## [DATASET ROWS]

□ □ □ □ □

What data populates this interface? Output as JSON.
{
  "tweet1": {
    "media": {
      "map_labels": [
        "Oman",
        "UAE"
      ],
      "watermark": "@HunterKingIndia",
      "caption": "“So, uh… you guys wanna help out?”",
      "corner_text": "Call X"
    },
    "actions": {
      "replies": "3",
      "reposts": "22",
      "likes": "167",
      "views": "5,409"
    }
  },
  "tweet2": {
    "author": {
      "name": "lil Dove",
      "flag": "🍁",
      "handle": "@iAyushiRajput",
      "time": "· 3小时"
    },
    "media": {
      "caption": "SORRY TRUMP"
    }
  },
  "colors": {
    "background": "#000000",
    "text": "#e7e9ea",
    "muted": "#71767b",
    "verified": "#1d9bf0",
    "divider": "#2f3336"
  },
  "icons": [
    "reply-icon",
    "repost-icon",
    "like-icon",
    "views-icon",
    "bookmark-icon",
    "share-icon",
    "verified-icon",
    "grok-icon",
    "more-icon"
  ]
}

□ □ □ □ □

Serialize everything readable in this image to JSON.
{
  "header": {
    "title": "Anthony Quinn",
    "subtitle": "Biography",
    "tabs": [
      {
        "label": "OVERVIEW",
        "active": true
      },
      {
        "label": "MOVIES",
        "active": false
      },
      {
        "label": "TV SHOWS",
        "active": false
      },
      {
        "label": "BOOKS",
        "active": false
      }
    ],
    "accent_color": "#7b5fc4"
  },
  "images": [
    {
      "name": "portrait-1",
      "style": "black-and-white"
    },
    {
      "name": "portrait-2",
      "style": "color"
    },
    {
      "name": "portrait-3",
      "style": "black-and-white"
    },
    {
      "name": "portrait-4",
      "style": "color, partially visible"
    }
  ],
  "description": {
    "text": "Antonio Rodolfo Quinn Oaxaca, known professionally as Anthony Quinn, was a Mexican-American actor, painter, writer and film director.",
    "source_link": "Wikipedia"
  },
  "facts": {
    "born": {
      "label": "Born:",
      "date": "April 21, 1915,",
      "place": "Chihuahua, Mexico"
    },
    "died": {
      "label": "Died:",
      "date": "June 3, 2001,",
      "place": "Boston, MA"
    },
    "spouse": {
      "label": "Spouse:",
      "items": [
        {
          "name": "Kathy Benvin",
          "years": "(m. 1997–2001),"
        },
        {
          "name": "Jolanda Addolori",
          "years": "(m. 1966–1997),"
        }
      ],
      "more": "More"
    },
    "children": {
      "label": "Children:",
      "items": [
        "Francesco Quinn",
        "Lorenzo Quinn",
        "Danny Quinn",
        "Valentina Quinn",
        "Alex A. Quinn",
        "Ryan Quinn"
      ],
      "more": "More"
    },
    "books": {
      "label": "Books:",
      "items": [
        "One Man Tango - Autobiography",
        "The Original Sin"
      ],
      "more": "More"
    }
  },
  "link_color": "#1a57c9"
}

□ □ □ □ □

Show every line from the entries above in which the word "Anthony" appears.

## [RESULT OF THIS EXERCISE]
    "title": "Anthony Quinn",
    "text": "Antonio Rodolfo Quinn Oaxaca, known professionally as Anthony Quinn, was a Mexican-American actor, painter, writer and film director.",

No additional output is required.